▸ Data provided

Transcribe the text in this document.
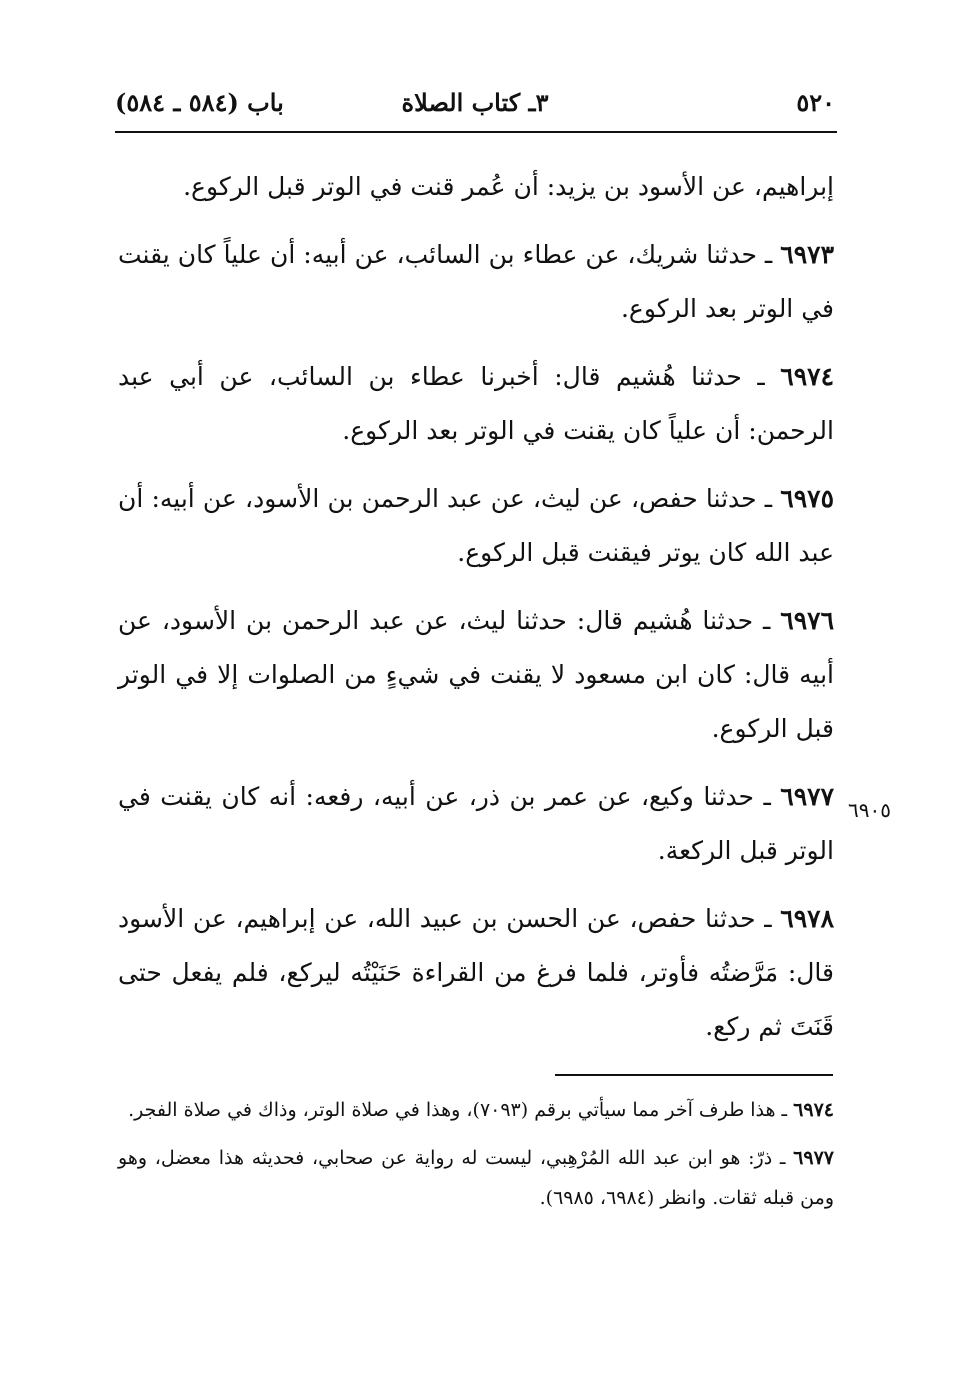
٥٢٠
٣ـ كتاب الصلاة
باب (٥٨٤ ـ ٥٨٤)

إبراهيم، عن الأسود بن يزيد: أن عُمر قنت في الوتر قبل الركوع.

٦٩٧٣ ـ حدثنا شريك، عن عطاء بن السائب، عن أبيه: أن علياً كان يقنت في الوتر بعد الركوع.

٦٩٧٤ ـ حدثنا هُشيم قال: أخبرنا عطاء بن السائب، عن أبي عبد الرحمن: أن علياً كان يقنت في الوتر بعد الركوع.

٦٩٧٥ ـ حدثنا حفص، عن ليث، عن عبد الرحمن بن الأسود، عن أبيه: أن عبد الله كان يوتر فيقنت قبل الركوع.

٦٩٧٦ ـ حدثنا هُشيم قال: حدثنا ليث، عن عبد الرحمن بن الأسود، عن أبيه قال: كان ابن مسعود لا يقنت في شيءٍ من الصلوات إلا في الوتر قبل الركوع.

٦٩٧٧ ـ حدثنا وكيع، عن عمر بن ذر، عن أبيه، رفعه: أنه كان يقنت في الوتر قبل الركعة.

٦٩٧٨ ـ حدثنا حفص، عن الحسن بن عبيد الله، عن إبراهيم، عن الأسود قال: مَرَّضتُه فأوتر، فلما فرغ من القراءة حَنَيْتُه ليركع، فلم يفعل حتى قَنَتَ ثم ركع.

٦٩٠٥

٦٩٧٤ ـ هذا طرف آخر مما سيأتي برقم (٧٠٩٣)، وهذا في صلاة الوتر، وذاك في صلاة الفجر.

٦٩٧٧ ـ ذرّ: هو ابن عبد الله المُرْهِبي، ليست له رواية عن صحابي، فحديثه هذا معضل، وهو ومن قبله ثقات. وانظر (٦٩٨٤، ٦٩٨٥).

▸ What you need to do
Return the entries unchanged, save for the pictures, which do not belong in the copy.

▸ Answer for this exercise
Transcribe the text in this document.
٥٢٠
٣ـ كتاب الصلاة
باب (٥٨٤ ـ ٥٨٤)

إبراهيم، عن الأسود بن يزيد: أن عُمر قنت في الوتر قبل الركوع.

٦٩٧٣ ـ حدثنا شريك، عن عطاء بن السائب، عن أبيه: أن علياً كان يقنت في الوتر بعد الركوع.

٦٩٧٤ ـ حدثنا هُشيم قال: أخبرنا عطاء بن السائب، عن أبي عبد الرحمن: أن علياً كان يقنت في الوتر بعد الركوع.

٦٩٧٥ ـ حدثنا حفص، عن ليث، عن عبد الرحمن بن الأسود، عن أبيه: أن عبد الله كان يوتر فيقنت قبل الركوع.

٦٩٧٦ ـ حدثنا هُشيم قال: حدثنا ليث، عن عبد الرحمن بن الأسود، عن أبيه قال: كان ابن مسعود لا يقنت في شيءٍ من الصلوات إلا في الوتر قبل الركوع.

٦٩٧٧ ـ حدثنا وكيع، عن عمر بن ذر، عن أبيه، رفعه: أنه كان يقنت في الوتر قبل الركعة.

٦٩٧٨ ـ حدثنا حفص، عن الحسن بن عبيد الله، عن إبراهيم، عن الأسود قال: مَرَّضتُه فأوتر، فلما فرغ من القراءة حَنَيْتُه ليركع، فلم يفعل حتى قَنَتَ ثم ركع.

٦٩٠٥

٦٩٧٤ ـ هذا طرف آخر مما سيأتي برقم (٧٠٩٣)، وهذا في صلاة الوتر، وذاك في صلاة الفجر.

٦٩٧٧ ـ ذرّ: هو ابن عبد الله المُرْهِبي، ليست له رواية عن صحابي، فحديثه هذا معضل، وهو ومن قبله ثقات. وانظر (٦٩٨٤، ٦٩٨٥).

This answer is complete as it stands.